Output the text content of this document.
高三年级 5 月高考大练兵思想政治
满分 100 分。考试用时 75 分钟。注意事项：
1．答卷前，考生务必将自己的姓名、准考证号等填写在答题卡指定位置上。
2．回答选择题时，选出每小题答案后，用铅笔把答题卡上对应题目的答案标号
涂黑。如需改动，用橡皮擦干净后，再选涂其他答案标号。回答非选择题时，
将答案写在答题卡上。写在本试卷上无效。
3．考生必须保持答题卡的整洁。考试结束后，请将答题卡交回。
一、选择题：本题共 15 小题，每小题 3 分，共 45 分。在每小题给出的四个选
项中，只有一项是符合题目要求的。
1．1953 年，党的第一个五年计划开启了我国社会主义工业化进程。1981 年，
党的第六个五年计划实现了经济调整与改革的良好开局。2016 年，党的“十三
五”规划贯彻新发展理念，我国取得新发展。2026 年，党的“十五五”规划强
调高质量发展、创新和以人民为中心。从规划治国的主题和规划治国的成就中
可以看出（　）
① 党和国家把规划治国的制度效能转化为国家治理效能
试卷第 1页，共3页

++++++++++++++++++++

## Task prompt
Make a verbatim copy of every entry shown above.

## Complete output
Output the text content of this document.
高三年级 5 月高考大练兵思想政治
满分 100 分。考试用时 75 分钟。注意事项：
1．答卷前，考生务必将自己的姓名、准考证号等填写在答题卡指定位置上。
2．回答选择题时，选出每小题答案后，用铅笔把答题卡上对应题目的答案标号
涂黑。如需改动，用橡皮擦干净后，再选涂其他答案标号。回答非选择题时，
将答案写在答题卡上。写在本试卷上无效。
3．考生必须保持答题卡的整洁。考试结束后，请将答题卡交回。
一、选择题：本题共 15 小题，每小题 3 分，共 45 分。在每小题给出的四个选
项中，只有一项是符合题目要求的。
1．1953 年，党的第一个五年计划开启了我国社会主义工业化进程。1981 年，
党的第六个五年计划实现了经济调整与改革的良好开局。2016 年，党的“十三
五”规划贯彻新发展理念，我国取得新发展。2026 年，党的“十五五”规划强
调高质量发展、创新和以人民为中心。从规划治国的主题和规划治国的成就中
可以看出（　）
① 党和国家把规划治国的制度效能转化为国家治理效能
试卷第 1页，共3页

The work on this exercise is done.